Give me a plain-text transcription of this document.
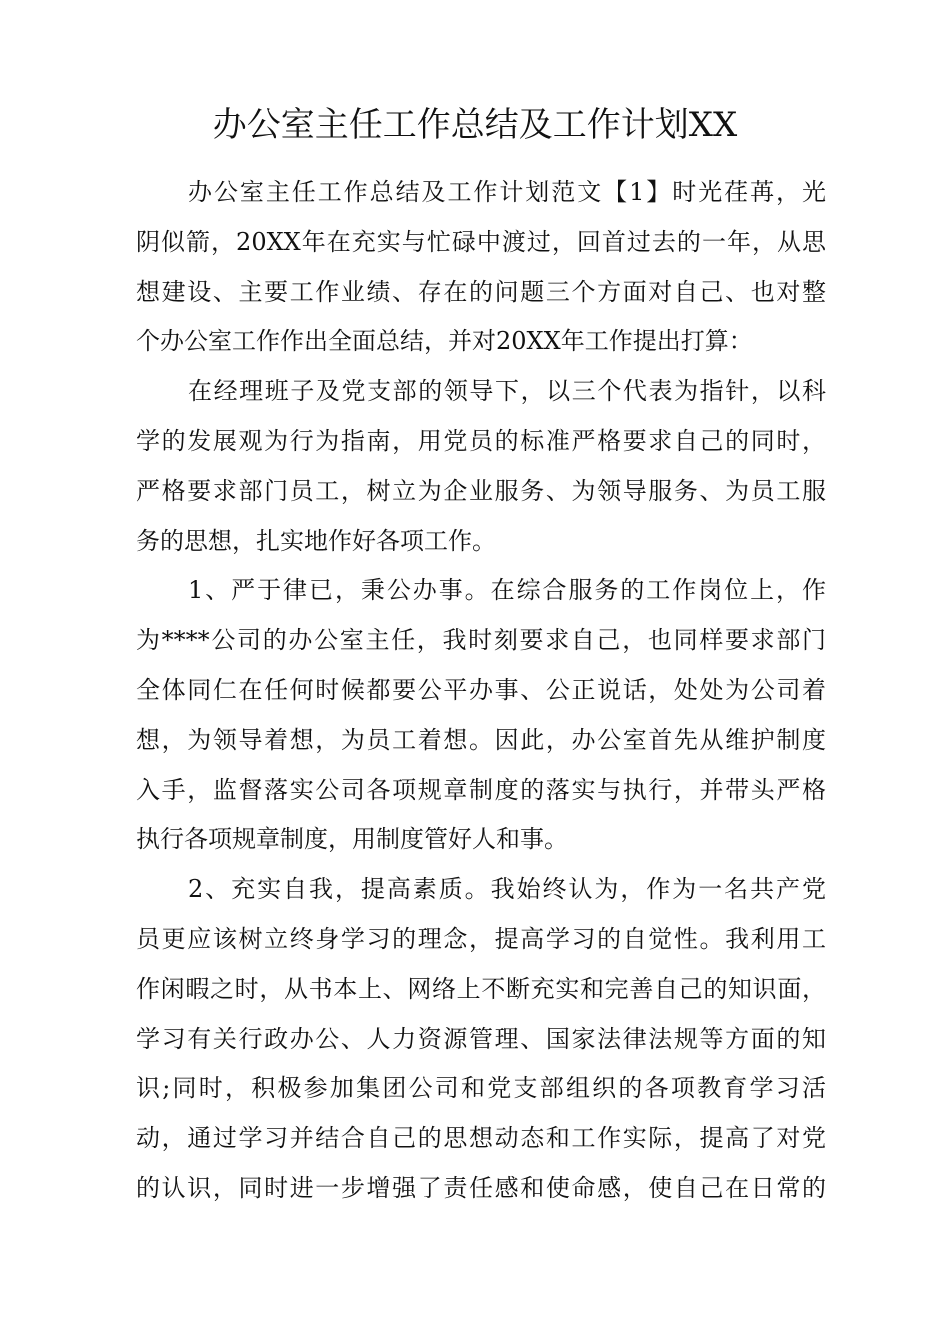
办公室主任工作总结及工作计划XX
办公室主任工作总结及工作计划范文【1】时光荏苒，光
阴似箭，20XX年在充实与忙碌中渡过，回首过去的一年，从思
想建设、主要工作业绩、存在的问题三个方面对自己、也对整
个办公室工作作出全面总结，并对20XX年工作提出打算：
在经理班子及党支部的领导下，以三个代表为指针，以科
学的发展观为行为指南，用党员的标准严格要求自己的同时，
严格要求部门员工，树立为企业服务、为领导服务、为员工服
务的思想，扎实地作好各项工作。
1、严于律已，秉公办事。在综合服务的工作岗位上，作
为****公司的办公室主任，我时刻要求自己，也同样要求部门
全体同仁在任何时候都要公平办事、公正说话，处处为公司着
想，为领导着想，为员工着想。因此，办公室首先从维护制度
入手，监督落实公司各项规章制度的落实与执行，并带头严格
执行各项规章制度，用制度管好人和事。
2、充实自我，提高素质。我始终认为，作为一名共产党
员更应该树立终身学习的理念，提高学习的自觉性。我利用工
作闲暇之时，从书本上、网络上不断充实和完善自己的知识面，
学习有关行政办公、人力资源管理、国家法律法规等方面的知
识;同时，积极参加集团公司和党支部组织的各项教育学习活
动，通过学习并结合自己的思想动态和工作实际，提高了对党
的认识，同时进一步增强了责任感和使命感，使自己在日常的
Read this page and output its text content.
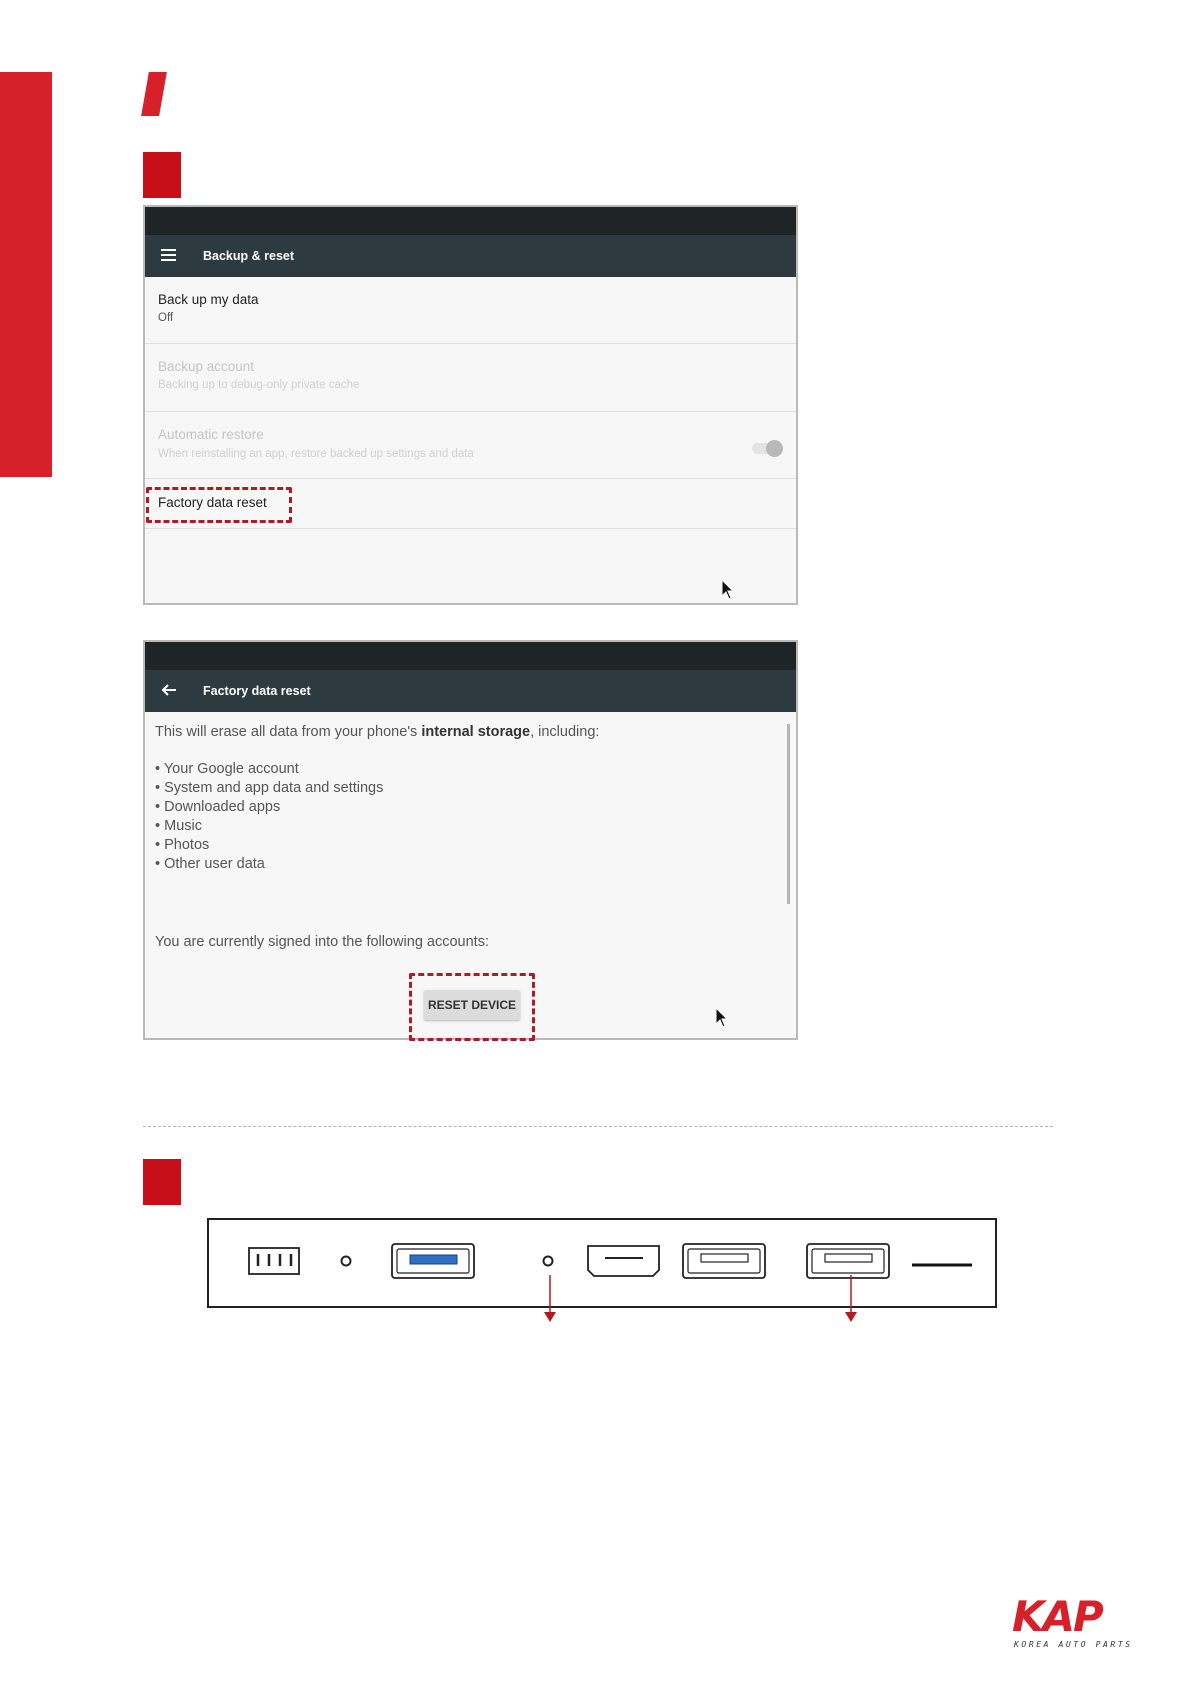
Backup & reset
Back up my data
Off
Backup account
Backing up to debug-only private cache
Automatic restore
When reinstalling an app, restore backed up settings and data
Factory data reset
Factory data reset
This will erase all data from your phone's internal storage, including:
• Your Google account
• System and app data and settings
• Downloaded apps
• Music
• Photos
• Other user data
You are currently signed into the following accounts:
RESET DEVICE
KAP
KOREA AUTO PARTS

☆ ☆ ☆ ☆ ☆

STATED GOAL:
Pictures excluded, quote all the data above exactly.

OUTPUT OF THE TASK:
Give me a plain-text transcription of this document.
办公室主任工作总结及工作计划XX
办公室主任工作总结及工作计划范文【1】时光荏苒，光
阴似箭，20XX年在充实与忙碌中渡过，回首过去的一年，从思
想建设、主要工作业绩、存在的问题三个方面对自己、也对整
个办公室工作作出全面总结，并对20XX年工作提出打算：
在经理班子及党支部的领导下，以三个代表为指针，以科
学的发展观为行为指南，用党员的标准严格要求自己的同时，
严格要求部门员工，树立为企业服务、为领导服务、为员工服
务的思想，扎实地作好各项工作。
1、严于律已，秉公办事。在综合服务的工作岗位上，作
为****公司的办公室主任，我时刻要求自己，也同样要求部门
全体同仁在任何时候都要公平办事、公正说话，处处为公司着
想，为领导着想，为员工着想。因此，办公室首先从维护制度
入手，监督落实公司各项规章制度的落实与执行，并带头严格
执行各项规章制度，用制度管好人和事。
2、充实自我，提高素质。我始终认为，作为一名共产党
员更应该树立终身学习的理念，提高学习的自觉性。我利用工
作闲暇之时，从书本上、网络上不断充实和完善自己的知识面，
学习有关行政办公、人力资源管理、国家法律法规等方面的知
识;同时，积极参加集团公司和党支部组织的各项教育学习活
动，通过学习并结合自己的思想动态和工作实际，提高了对党
的认识，同时进一步增强了责任感和使命感，使自己在日常的
Read this page and output its text content.
Backup & reset
Back up my data
Off
Backup account
Backing up to debug-only private cache
Automatic restore
When reinstalling an app, restore backed up settings and data
Factory data reset
Factory data reset
This will erase all data from your phone's internal storage, including:
• Your Google account
• System and app data and settings
• Downloaded apps
• Music
• Photos
• Other user data
You are currently signed into the following accounts:
RESET DEVICE
KAP
KOREA AUTO PARTS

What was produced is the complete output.